Working data:
_____
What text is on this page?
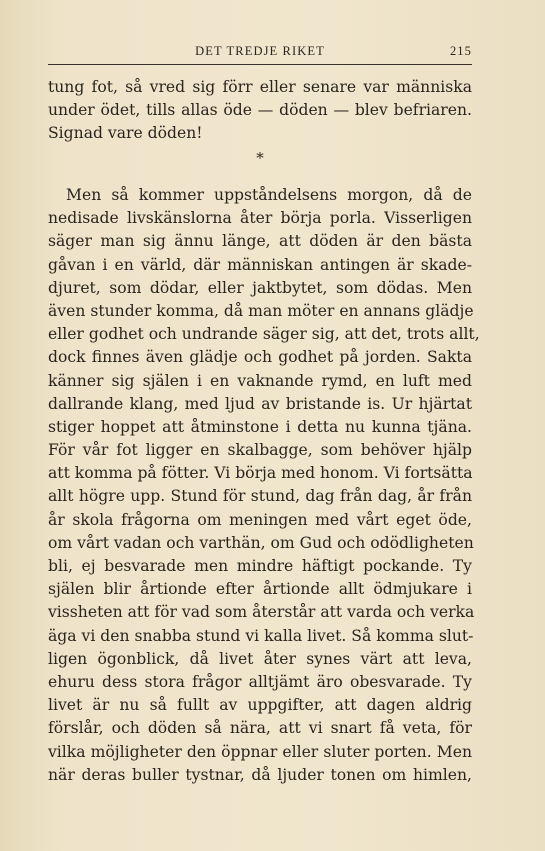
DET TREDJE RIKET	215
tung fot, så vred sig förr eller senare var människa
under ödet, tills allas öde — döden — blev befriaren.
Signad vare döden!
*
Men så kommer uppståndelsens morgon, då de
nedisade livskänslorna åter börja porla. Visserligen
säger man sig ännu länge, att döden är den bästa
gåvan i en värld, där människan antingen är skade-
djuret, som dödar, eller jaktbytet, som dödas. Men
även stunder komma, då man möter en annans glädje
eller godhet och undrande säger sig, att det, trots allt,
dock finnes även glädje och godhet på jorden. Sakta
känner sig själen i en vaknande rymd, en luft med
dallrande klang, med ljud av bristande is. Ur hjärtat
stiger hoppet att åtminstone i detta nu kunna tjäna.
För vår fot ligger en skalbagge, som behöver hjälp
att komma på fötter. Vi börja med honom. Vi fortsätta
allt högre upp. Stund för stund, dag från dag, år från
år skola frågorna om meningen med vårt eget öde,
om vårt vadan och varthän, om Gud och odödligheten
bli, ej besvarade men mindre häftigt pockande. Ty
själen blir årtionde efter årtionde allt ödmjukare i
vissheten att för vad som återstår att varda och verka
äga vi den snabba stund vi kalla livet. Så komma slut-
ligen ögonblick, då livet åter synes värt att leva,
ehuru dess stora frågor alltjämt äro obesvarade. Ty
livet är nu så fullt av uppgifter, att dagen aldrig
förslår, och döden så nära, att vi snart få veta, för
vilka möjligheter den öppnar eller sluter porten. Men
när deras buller tystnar, då ljuder tonen om himlen,
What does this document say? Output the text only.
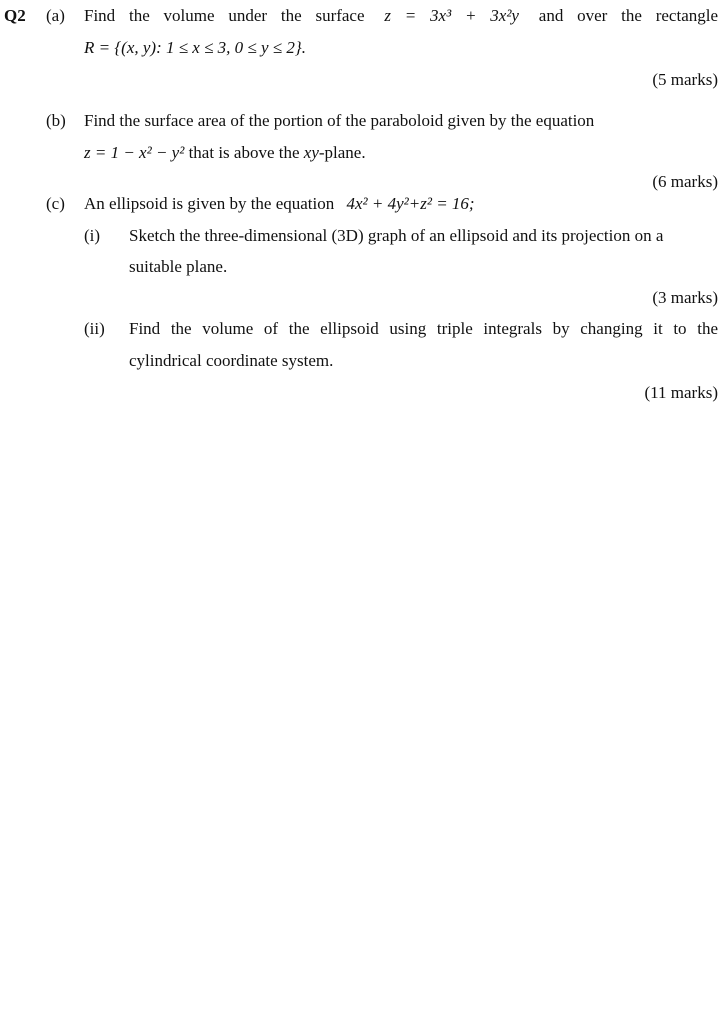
Q2 (a) Find the volume under the surface z = 3x³ + 3x²y and over the rectangle
R = {(x, y): 1 ≤ x ≤ 3, 0 ≤ y ≤ 2}.
(5 marks)
(b) Find the surface area of the portion of the paraboloid given by the equation
z = 1 − x² − y² that is above the xy-plane.
(6 marks)
(c) An ellipsoid is given by the equation 4x² + 4y²+z² = 16;
(i) Sketch the three-dimensional (3D) graph of an ellipsoid and its projection on a
suitable plane.
(3 marks)
(ii) Find the volume of the ellipsoid using triple integrals by changing it to the
cylindrical coordinate system.
(11 marks)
_____
Print the full listing exactly, dropping the pictures.

Reply:
What text is on this page?
DET TREDJE RIKET	215
tung fot, så vred sig förr eller senare var människa
under ödet, tills allas öde — döden — blev befriaren.
Signad vare döden!
*
Men så kommer uppståndelsens morgon, då de
nedisade livskänslorna åter börja porla. Visserligen
säger man sig ännu länge, att döden är den bästa
gåvan i en värld, där människan antingen är skade-
djuret, som dödar, eller jaktbytet, som dödas. Men
även stunder komma, då man möter en annans glädje
eller godhet och undrande säger sig, att det, trots allt,
dock finnes även glädje och godhet på jorden. Sakta
känner sig själen i en vaknande rymd, en luft med
dallrande klang, med ljud av bristande is. Ur hjärtat
stiger hoppet att åtminstone i detta nu kunna tjäna.
För vår fot ligger en skalbagge, som behöver hjälp
att komma på fötter. Vi börja med honom. Vi fortsätta
allt högre upp. Stund för stund, dag från dag, år från
år skola frågorna om meningen med vårt eget öde,
om vårt vadan och varthän, om Gud och odödligheten
bli, ej besvarade men mindre häftigt pockande. Ty
själen blir årtionde efter årtionde allt ödmjukare i
vissheten att för vad som återstår att varda och verka
äga vi den snabba stund vi kalla livet. Så komma slut-
ligen ögonblick, då livet åter synes värt att leva,
ehuru dess stora frågor alltjämt äro obesvarade. Ty
livet är nu så fullt av uppgifter, att dagen aldrig
förslår, och döden så nära, att vi snart få veta, för
vilka möjligheter den öppnar eller sluter porten. Men
när deras buller tystnar, då ljuder tonen om himlen,
What does this document say? Output the text only.
Q2 (a) Find the volume under the surface z = 3x³ + 3x²y and over the rectangle
R = {(x, y): 1 ≤ x ≤ 3, 0 ≤ y ≤ 2}.
(5 marks)
(b) Find the surface area of the portion of the paraboloid given by the equation
z = 1 − x² − y² that is above the xy-plane.
(6 marks)
(c) An ellipsoid is given by the equation 4x² + 4y²+z² = 16;
(i) Sketch the three-dimensional (3D) graph of an ellipsoid and its projection on a
suitable plane.
(3 marks)
(ii) Find the volume of the ellipsoid using triple integrals by changing it to the
cylindrical coordinate system.
(11 marks)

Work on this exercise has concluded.